▸ **YOUR ASSIGNMENT**:
Each line holding the word "Sister" must appear in the answer, copied from the entries.

===== INPUT DATA =====

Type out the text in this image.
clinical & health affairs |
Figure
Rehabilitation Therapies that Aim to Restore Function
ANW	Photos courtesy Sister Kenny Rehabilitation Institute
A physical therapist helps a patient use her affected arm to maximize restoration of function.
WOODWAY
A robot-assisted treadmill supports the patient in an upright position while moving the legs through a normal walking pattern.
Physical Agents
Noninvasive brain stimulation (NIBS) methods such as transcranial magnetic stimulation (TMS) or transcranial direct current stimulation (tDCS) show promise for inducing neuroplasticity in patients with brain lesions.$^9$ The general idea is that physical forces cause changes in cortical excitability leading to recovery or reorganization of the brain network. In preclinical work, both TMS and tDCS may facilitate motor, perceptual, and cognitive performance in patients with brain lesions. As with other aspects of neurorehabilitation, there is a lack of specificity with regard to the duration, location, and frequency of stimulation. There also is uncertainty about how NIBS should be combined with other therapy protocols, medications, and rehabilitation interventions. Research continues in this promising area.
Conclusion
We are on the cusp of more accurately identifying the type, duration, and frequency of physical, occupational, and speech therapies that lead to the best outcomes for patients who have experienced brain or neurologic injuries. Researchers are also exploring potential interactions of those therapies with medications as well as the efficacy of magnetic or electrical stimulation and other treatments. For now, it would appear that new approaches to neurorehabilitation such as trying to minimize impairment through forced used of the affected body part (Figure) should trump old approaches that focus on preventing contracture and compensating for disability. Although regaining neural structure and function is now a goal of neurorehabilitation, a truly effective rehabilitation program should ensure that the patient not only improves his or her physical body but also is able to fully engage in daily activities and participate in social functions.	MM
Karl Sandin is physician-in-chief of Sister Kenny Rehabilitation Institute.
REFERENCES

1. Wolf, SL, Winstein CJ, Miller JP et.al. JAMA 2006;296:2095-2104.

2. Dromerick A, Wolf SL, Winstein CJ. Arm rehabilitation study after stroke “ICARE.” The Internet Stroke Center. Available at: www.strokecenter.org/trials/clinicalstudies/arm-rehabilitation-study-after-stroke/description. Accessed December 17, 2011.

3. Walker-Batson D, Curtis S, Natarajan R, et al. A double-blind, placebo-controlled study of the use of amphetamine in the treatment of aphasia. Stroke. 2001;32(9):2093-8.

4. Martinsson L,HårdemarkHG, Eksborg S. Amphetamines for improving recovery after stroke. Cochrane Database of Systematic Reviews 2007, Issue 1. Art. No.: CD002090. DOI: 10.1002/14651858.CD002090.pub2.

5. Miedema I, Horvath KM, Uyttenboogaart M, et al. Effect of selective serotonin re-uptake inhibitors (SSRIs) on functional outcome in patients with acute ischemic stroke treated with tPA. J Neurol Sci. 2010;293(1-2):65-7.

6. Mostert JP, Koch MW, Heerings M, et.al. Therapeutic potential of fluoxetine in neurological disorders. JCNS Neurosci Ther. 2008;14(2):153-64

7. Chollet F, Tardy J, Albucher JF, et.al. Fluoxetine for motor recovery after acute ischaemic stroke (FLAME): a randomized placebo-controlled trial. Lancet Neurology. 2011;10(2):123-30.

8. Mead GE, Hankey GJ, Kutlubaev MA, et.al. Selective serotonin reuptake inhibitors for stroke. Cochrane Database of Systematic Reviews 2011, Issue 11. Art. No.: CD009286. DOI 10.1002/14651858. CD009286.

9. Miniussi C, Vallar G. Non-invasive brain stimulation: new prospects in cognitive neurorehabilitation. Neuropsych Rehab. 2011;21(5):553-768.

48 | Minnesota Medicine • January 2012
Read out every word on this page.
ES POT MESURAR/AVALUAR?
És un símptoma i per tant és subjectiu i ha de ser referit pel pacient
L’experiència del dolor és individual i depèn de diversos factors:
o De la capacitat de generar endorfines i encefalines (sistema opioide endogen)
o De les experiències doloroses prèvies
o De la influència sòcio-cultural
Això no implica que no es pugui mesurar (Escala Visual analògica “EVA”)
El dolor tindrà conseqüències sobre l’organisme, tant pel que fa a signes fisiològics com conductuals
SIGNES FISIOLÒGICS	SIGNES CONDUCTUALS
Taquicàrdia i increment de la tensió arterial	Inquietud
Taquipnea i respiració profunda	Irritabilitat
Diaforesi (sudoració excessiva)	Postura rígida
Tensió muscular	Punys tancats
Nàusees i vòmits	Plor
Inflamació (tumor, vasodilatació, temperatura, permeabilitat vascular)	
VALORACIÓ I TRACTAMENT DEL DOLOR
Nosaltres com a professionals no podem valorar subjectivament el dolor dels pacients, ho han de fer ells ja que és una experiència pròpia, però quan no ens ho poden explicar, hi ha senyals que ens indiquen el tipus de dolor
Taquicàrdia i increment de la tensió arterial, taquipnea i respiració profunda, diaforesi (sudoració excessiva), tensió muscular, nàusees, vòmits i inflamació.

=====
===== INPUT DATA =====

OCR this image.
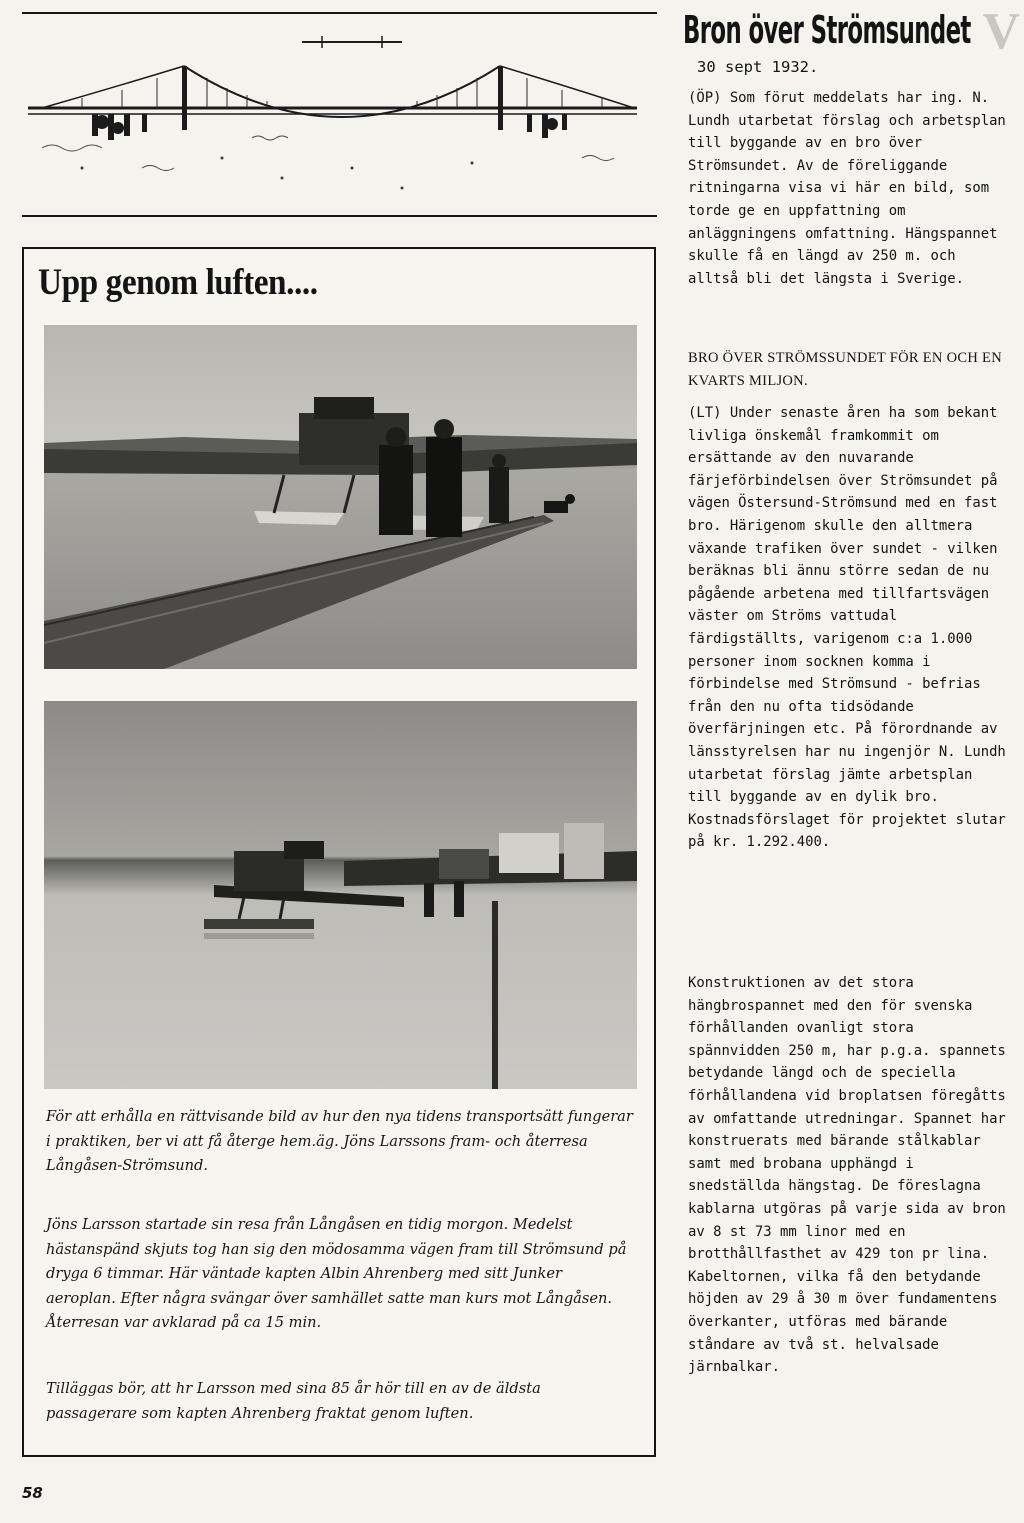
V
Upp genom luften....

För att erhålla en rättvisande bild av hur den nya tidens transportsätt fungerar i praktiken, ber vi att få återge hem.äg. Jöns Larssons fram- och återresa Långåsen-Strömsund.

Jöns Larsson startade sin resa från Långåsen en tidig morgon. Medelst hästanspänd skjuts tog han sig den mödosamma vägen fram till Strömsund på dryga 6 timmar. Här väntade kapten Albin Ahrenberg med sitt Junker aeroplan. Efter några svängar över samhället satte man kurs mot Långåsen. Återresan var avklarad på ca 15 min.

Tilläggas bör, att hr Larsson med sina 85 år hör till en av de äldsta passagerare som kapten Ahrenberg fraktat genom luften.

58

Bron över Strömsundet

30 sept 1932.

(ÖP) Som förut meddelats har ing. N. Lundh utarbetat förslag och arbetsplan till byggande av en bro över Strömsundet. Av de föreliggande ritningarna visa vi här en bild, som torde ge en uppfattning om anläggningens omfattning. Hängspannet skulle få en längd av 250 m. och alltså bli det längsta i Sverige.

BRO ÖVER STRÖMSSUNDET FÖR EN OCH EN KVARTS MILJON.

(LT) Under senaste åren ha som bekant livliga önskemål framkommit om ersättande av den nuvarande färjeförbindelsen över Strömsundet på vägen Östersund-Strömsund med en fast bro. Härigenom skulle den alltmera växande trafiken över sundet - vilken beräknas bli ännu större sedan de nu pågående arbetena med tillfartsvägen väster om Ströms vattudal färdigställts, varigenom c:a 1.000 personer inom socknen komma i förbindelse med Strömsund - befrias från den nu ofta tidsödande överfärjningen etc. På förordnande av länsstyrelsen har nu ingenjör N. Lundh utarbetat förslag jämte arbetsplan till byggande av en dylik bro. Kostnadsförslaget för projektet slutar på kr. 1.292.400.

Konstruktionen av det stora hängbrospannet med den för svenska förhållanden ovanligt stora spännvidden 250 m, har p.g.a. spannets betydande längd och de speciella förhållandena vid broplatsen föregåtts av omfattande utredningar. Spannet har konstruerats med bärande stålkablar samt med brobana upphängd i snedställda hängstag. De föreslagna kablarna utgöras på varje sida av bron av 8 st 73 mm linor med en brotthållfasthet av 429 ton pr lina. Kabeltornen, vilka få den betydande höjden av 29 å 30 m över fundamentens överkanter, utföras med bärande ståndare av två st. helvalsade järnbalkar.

=====
===== INPUT DATA =====

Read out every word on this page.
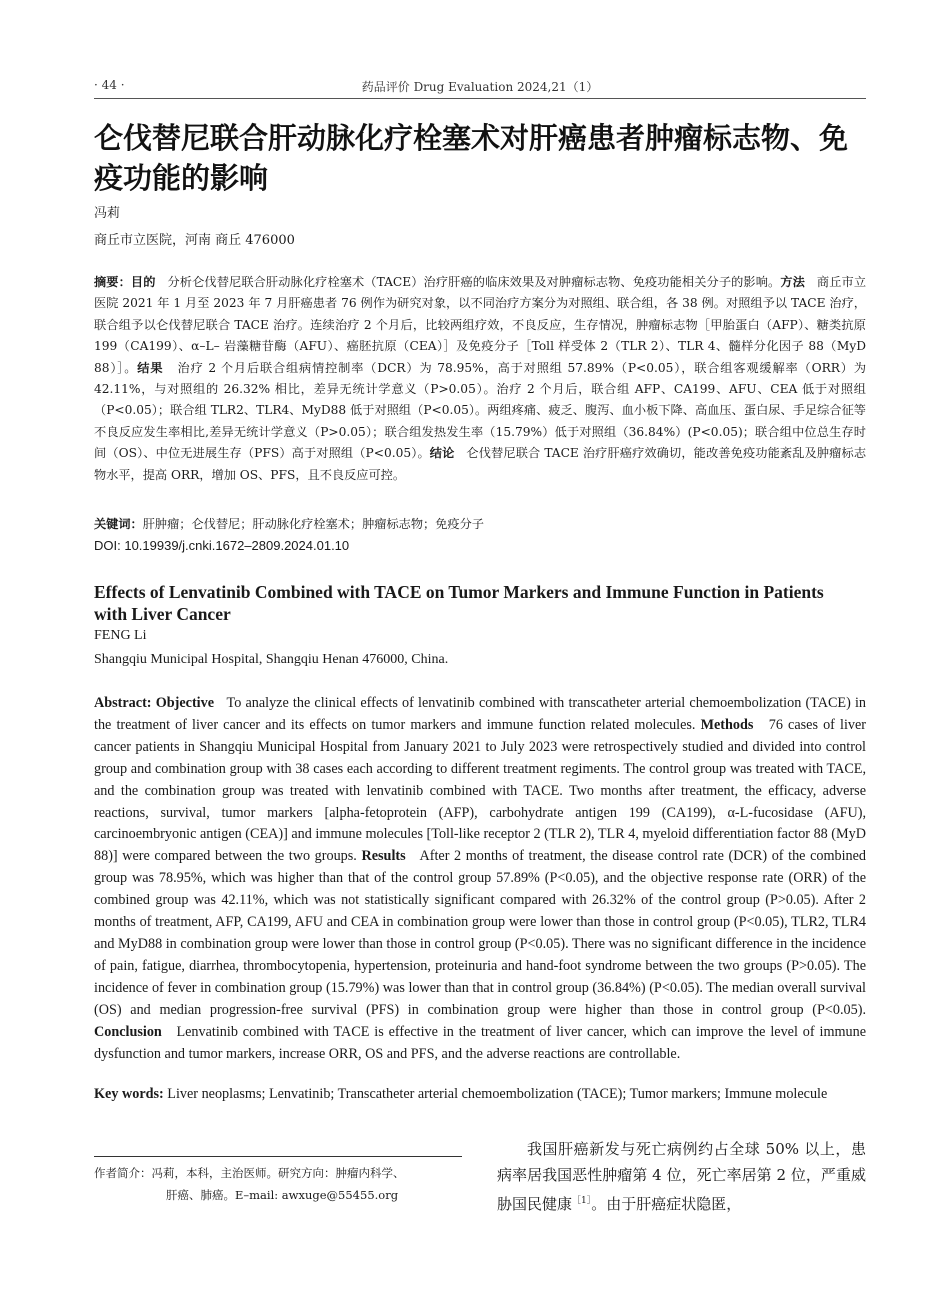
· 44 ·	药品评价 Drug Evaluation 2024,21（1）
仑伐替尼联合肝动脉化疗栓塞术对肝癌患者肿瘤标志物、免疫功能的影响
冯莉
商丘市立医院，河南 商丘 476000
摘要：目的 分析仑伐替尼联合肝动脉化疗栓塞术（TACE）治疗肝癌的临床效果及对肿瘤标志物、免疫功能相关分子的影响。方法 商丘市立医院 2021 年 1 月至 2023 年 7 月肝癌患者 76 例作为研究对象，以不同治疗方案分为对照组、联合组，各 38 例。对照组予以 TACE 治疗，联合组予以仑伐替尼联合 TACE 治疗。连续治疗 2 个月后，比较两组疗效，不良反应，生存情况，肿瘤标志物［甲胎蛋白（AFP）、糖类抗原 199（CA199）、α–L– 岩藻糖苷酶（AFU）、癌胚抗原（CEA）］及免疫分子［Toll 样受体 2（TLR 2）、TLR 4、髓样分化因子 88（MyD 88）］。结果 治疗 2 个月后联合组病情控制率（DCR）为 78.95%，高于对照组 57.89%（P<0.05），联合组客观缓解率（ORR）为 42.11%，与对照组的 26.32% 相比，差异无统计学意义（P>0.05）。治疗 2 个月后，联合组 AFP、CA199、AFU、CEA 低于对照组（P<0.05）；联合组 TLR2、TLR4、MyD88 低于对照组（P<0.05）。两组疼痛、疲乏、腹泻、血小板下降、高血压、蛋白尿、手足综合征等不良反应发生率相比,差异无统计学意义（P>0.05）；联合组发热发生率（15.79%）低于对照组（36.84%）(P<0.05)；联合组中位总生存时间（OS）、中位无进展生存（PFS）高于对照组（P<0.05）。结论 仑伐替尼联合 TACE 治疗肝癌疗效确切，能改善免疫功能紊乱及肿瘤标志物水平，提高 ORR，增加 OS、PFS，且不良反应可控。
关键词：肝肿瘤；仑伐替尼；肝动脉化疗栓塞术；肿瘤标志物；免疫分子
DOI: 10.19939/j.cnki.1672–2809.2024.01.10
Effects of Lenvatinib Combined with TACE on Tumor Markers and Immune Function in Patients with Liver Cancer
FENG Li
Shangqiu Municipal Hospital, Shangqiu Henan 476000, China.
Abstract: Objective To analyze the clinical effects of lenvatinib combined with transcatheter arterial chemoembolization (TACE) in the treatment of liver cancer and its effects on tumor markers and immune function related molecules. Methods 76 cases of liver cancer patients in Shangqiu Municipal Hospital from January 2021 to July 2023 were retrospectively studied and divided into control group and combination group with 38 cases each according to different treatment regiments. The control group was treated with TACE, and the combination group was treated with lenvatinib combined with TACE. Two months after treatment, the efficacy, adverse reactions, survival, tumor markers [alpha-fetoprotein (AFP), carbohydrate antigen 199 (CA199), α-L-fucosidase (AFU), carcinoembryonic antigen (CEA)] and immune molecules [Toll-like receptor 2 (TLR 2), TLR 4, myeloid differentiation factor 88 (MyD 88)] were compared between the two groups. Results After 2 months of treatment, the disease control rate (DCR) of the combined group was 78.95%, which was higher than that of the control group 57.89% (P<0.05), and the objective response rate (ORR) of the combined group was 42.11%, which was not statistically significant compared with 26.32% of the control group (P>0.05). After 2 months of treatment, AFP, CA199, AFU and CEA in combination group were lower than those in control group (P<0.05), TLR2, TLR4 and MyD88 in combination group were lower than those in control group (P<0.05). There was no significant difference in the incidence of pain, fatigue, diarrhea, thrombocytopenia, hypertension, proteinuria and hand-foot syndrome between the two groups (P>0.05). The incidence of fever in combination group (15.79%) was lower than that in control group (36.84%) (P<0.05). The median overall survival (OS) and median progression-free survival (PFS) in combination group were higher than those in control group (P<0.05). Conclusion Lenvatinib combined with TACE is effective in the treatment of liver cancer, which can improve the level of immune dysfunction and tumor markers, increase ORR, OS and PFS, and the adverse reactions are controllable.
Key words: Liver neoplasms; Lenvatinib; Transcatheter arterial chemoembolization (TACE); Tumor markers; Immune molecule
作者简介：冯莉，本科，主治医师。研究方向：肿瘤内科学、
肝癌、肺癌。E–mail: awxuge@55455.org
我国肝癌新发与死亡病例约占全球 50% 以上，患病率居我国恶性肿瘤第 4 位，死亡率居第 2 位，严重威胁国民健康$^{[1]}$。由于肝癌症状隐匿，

=====

▸ **TASK ANSWER**:
ANW	Photos courtesy Sister Kenny Rehabilitation Institute
Karl Sandin is physician-in-chief of Sister Kenny Rehabilitation Institute.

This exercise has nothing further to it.